- [Exercise details]
In the records below, the line that contains "OCR this image." marks the start. Copy it and each line after it through the end, exactly, without pictures.

- [Recorded information]
(begin)
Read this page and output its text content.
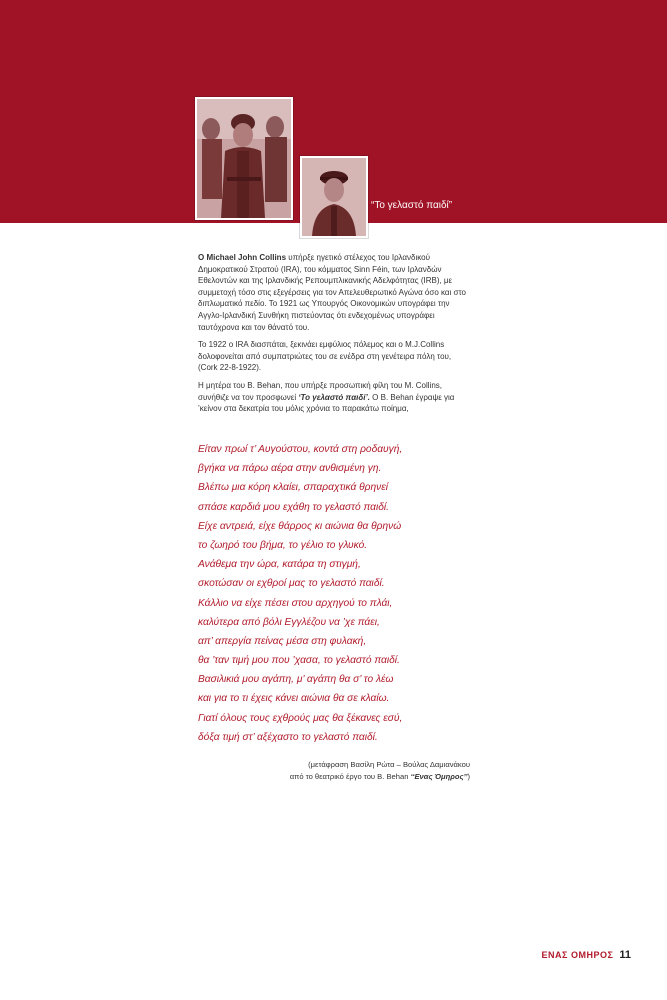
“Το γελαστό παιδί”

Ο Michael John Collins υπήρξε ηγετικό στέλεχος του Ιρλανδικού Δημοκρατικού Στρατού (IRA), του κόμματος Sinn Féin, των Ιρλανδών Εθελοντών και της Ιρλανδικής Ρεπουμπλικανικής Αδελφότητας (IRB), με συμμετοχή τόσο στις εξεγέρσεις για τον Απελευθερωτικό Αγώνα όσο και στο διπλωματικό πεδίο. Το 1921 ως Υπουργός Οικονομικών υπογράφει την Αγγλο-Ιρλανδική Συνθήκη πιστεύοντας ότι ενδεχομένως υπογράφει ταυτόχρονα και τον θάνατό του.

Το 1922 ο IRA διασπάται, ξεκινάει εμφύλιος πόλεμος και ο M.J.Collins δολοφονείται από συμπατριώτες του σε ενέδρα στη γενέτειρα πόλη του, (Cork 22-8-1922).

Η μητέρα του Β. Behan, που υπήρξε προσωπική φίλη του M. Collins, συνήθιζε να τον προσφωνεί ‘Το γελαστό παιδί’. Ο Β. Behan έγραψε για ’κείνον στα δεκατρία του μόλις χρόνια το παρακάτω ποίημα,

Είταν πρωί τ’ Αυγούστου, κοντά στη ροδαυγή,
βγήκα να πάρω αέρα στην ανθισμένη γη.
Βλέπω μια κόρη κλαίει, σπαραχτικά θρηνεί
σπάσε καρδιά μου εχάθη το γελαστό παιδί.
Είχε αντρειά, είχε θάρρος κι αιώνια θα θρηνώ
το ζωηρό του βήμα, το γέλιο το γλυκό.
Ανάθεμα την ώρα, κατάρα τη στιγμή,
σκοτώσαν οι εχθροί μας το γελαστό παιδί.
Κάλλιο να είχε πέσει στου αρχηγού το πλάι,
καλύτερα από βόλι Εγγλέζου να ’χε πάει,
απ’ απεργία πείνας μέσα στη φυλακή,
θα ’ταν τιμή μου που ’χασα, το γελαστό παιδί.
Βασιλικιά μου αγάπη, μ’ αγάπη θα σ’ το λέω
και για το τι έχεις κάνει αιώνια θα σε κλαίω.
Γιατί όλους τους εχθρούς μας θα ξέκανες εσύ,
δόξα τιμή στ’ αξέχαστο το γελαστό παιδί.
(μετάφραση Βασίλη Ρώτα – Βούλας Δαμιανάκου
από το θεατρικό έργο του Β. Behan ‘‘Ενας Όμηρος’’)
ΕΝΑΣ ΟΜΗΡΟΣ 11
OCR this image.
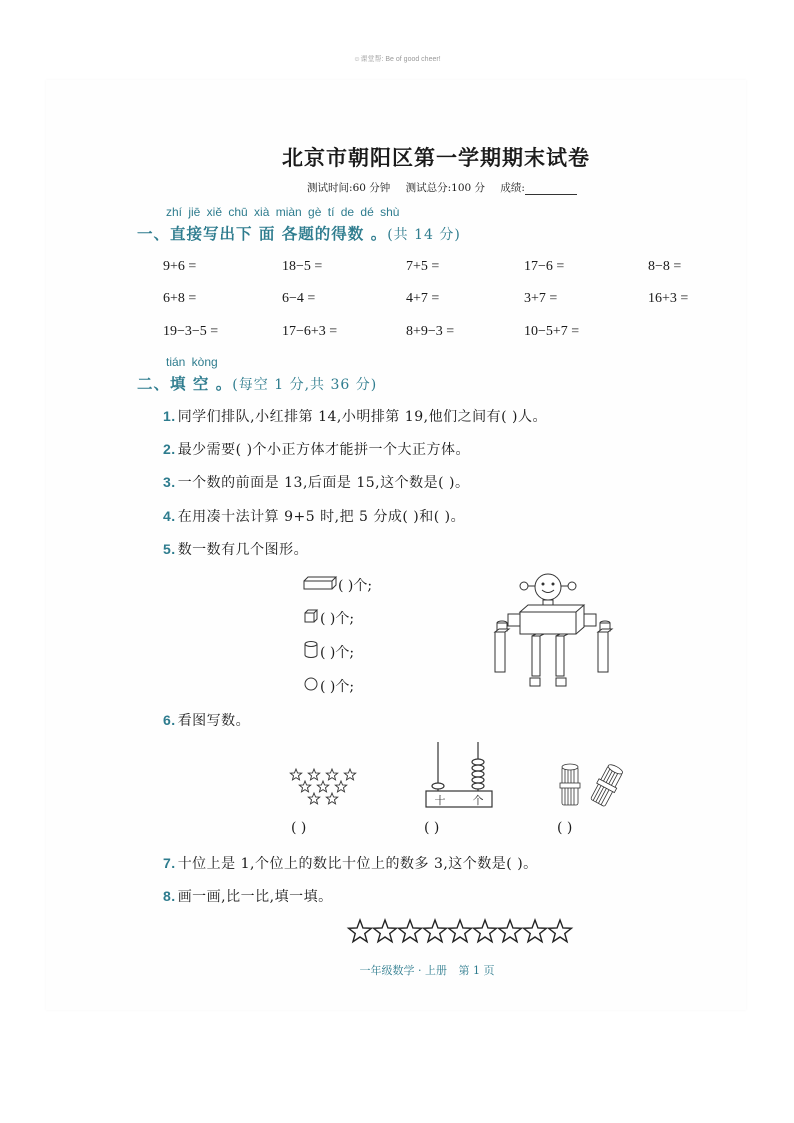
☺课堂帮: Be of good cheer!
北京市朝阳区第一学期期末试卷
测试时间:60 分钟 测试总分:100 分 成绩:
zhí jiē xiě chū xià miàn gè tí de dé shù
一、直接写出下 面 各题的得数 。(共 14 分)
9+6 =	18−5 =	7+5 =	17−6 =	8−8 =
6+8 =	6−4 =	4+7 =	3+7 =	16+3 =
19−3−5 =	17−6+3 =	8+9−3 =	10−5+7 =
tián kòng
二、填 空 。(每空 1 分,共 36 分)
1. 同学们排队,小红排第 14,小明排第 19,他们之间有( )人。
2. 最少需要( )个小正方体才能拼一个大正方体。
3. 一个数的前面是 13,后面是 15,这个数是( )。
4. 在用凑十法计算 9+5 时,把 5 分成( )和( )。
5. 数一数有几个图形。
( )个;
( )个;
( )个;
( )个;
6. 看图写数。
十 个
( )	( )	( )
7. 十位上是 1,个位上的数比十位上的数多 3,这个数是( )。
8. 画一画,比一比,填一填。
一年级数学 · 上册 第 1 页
(end)
- [The completed task]
OCR this image.
☺课堂帮: Be of good cheer!
北京市朝阳区第一学期期末试卷
测试时间:60 分钟 测试总分:100 分 成绩:
zhí jiē xiě chū xià miàn gè tí de dé shù
一、直接写出下 面 各题的得数 。(共 14 分)
9+6 =	18−5 =	7+5 =	17−6 =	8−8 =
6+8 =	6−4 =	4+7 =	3+7 =	16+3 =
19−3−5 =	17−6+3 =	8+9−3 =	10−5+7 =
tián kòng
二、填 空 。(每空 1 分,共 36 分)
1. 同学们排队,小红排第 14,小明排第 19,他们之间有( )人。
2. 最少需要( )个小正方体才能拼一个大正方体。
3. 一个数的前面是 13,后面是 15,这个数是( )。
4. 在用凑十法计算 9+5 时,把 5 分成( )和( )。
5. 数一数有几个图形。
( )个;
( )个;
( )个;
( )个;
6. 看图写数。
十 个
( )	( )	( )
7. 十位上是 1,个位上的数比十位上的数多 3,这个数是( )。
8. 画一画,比一比,填一填。
一年级数学 · 上册 第 1 页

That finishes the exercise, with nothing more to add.